┌────────
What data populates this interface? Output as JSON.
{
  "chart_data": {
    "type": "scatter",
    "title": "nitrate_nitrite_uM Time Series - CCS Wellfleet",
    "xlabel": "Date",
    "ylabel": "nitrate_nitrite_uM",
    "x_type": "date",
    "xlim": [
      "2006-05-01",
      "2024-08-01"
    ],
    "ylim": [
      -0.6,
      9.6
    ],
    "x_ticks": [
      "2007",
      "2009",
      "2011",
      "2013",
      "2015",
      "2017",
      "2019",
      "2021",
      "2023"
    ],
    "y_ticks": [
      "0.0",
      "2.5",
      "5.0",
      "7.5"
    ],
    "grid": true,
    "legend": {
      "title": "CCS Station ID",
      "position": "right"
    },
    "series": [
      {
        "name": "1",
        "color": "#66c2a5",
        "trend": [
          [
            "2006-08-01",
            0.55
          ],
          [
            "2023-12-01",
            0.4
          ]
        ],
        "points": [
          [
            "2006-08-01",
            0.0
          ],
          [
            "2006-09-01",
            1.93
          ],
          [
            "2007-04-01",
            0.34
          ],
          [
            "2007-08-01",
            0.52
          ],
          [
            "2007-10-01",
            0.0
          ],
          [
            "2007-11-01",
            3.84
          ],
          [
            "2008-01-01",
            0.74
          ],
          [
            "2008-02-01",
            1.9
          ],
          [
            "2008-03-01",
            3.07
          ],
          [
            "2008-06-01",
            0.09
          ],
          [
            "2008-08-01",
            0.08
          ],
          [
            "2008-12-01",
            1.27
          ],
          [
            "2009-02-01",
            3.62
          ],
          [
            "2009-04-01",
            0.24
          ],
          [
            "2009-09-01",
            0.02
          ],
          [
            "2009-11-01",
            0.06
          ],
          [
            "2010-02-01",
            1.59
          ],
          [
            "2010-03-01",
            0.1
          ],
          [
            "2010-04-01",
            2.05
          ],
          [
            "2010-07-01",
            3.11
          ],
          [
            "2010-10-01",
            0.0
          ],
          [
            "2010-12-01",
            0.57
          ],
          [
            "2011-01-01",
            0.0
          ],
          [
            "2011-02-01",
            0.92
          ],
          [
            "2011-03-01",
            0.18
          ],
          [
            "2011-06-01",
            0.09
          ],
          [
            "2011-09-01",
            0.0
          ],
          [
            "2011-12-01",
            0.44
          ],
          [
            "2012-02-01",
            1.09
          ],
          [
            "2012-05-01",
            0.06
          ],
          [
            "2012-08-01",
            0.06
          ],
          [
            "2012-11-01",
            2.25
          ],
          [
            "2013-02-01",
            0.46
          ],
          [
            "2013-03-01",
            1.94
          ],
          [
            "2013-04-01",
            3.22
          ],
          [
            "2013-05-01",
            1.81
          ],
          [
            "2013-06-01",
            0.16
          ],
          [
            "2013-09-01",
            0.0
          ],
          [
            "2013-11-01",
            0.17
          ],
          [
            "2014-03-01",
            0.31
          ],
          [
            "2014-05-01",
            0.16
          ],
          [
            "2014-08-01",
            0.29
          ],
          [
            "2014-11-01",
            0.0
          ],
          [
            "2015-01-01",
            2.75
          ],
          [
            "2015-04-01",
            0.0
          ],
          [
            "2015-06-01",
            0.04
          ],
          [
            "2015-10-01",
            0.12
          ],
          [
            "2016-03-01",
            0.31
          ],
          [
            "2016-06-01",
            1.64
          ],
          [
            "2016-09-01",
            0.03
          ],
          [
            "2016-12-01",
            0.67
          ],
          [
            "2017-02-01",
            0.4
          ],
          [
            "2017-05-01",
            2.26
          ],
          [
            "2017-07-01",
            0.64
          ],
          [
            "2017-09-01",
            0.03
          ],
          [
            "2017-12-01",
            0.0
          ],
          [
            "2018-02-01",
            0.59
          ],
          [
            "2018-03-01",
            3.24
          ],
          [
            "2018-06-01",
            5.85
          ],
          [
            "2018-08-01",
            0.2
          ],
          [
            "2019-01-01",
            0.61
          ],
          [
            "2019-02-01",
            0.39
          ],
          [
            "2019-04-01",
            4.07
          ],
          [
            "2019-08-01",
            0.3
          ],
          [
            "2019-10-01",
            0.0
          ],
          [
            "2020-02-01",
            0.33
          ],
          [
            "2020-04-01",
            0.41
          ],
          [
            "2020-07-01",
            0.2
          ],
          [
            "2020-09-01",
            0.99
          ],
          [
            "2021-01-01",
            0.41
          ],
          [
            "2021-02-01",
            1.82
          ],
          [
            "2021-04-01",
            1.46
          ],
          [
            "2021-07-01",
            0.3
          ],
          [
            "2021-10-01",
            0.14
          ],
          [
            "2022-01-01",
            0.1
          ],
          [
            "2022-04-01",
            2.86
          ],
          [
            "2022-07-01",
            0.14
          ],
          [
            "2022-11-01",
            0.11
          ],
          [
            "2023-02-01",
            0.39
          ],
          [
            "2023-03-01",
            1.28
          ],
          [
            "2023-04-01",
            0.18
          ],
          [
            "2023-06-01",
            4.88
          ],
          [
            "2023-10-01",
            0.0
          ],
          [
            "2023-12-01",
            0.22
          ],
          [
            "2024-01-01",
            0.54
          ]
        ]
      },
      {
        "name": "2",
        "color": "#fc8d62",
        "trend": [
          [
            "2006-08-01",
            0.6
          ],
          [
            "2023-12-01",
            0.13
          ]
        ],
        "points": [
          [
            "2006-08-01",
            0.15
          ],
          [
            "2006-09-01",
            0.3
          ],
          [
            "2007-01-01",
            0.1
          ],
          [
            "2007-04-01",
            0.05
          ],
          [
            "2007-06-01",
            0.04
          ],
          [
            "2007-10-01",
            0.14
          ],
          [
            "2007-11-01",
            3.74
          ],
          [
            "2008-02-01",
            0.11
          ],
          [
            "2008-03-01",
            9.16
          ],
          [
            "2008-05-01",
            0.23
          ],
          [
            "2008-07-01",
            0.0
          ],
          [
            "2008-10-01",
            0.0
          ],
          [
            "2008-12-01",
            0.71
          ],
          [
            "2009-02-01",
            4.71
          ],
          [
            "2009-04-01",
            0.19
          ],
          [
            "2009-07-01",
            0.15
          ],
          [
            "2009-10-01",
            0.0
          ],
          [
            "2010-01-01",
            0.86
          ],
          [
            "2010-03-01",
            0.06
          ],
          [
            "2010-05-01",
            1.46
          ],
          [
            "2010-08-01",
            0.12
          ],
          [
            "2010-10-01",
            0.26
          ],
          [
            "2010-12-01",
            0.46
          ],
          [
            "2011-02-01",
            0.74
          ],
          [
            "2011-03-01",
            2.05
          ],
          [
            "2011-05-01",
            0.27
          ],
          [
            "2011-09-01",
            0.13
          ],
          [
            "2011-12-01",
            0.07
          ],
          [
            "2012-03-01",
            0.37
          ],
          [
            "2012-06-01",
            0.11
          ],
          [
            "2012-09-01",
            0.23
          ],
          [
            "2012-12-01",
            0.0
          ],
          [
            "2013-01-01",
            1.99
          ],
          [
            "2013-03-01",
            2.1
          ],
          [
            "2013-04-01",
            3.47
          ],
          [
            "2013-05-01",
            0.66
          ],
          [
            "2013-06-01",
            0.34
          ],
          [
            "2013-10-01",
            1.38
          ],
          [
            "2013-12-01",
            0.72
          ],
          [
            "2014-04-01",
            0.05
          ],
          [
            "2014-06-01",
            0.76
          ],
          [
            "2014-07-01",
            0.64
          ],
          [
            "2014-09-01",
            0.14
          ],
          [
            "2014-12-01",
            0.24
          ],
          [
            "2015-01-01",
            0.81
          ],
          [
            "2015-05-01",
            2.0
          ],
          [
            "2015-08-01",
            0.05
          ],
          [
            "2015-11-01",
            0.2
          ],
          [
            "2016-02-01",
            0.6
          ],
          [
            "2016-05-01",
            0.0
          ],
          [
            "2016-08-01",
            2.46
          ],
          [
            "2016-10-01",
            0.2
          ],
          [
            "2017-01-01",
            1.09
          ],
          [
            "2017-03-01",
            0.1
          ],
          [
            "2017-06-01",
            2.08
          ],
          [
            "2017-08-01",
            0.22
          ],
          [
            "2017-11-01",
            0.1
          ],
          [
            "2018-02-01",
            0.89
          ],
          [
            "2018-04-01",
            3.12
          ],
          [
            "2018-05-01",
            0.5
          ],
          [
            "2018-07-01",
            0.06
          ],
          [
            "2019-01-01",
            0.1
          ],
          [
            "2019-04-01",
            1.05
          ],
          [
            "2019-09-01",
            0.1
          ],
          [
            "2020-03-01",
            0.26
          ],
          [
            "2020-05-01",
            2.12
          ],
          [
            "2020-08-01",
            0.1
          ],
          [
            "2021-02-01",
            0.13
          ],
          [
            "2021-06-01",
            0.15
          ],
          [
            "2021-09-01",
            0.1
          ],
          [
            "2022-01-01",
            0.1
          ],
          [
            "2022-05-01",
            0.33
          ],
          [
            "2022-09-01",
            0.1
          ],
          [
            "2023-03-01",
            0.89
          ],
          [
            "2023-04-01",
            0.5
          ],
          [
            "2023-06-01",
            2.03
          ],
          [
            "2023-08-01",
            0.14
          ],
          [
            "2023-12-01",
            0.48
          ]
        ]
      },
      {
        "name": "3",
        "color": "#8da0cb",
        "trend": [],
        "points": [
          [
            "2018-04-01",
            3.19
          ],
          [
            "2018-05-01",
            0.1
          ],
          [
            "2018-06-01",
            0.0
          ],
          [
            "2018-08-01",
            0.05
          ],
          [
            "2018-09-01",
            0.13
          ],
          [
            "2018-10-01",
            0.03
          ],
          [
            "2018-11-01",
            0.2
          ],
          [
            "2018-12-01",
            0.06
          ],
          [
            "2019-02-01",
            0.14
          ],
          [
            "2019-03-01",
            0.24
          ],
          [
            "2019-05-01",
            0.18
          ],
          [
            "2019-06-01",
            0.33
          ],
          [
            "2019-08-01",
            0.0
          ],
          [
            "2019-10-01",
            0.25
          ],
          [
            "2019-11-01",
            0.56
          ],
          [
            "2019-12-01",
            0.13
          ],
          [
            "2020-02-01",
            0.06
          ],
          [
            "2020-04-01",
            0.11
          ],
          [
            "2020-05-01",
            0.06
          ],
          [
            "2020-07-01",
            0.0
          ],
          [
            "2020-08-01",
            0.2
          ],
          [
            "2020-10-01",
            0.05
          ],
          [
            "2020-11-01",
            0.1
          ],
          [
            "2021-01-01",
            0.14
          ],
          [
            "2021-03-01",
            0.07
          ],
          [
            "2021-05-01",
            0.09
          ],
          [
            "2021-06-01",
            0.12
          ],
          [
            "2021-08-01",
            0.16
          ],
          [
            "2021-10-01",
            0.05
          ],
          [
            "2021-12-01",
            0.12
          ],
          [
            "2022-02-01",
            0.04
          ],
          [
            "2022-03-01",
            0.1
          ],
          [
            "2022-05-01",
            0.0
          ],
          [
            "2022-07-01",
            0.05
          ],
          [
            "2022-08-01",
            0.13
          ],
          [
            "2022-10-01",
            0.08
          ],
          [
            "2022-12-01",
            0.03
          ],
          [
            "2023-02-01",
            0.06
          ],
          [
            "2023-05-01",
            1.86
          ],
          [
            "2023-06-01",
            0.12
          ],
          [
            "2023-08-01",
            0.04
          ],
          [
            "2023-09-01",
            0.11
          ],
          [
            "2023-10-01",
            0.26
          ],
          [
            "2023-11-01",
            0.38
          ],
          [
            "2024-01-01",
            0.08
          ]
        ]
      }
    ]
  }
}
└────────
Your instructions :: Scan the material and collect every line that contains "title".

Response to this task ::
    "title": "nitrate_nitrite_uM Time Series - CCS Wellfleet",
      "title": "CCS Station ID",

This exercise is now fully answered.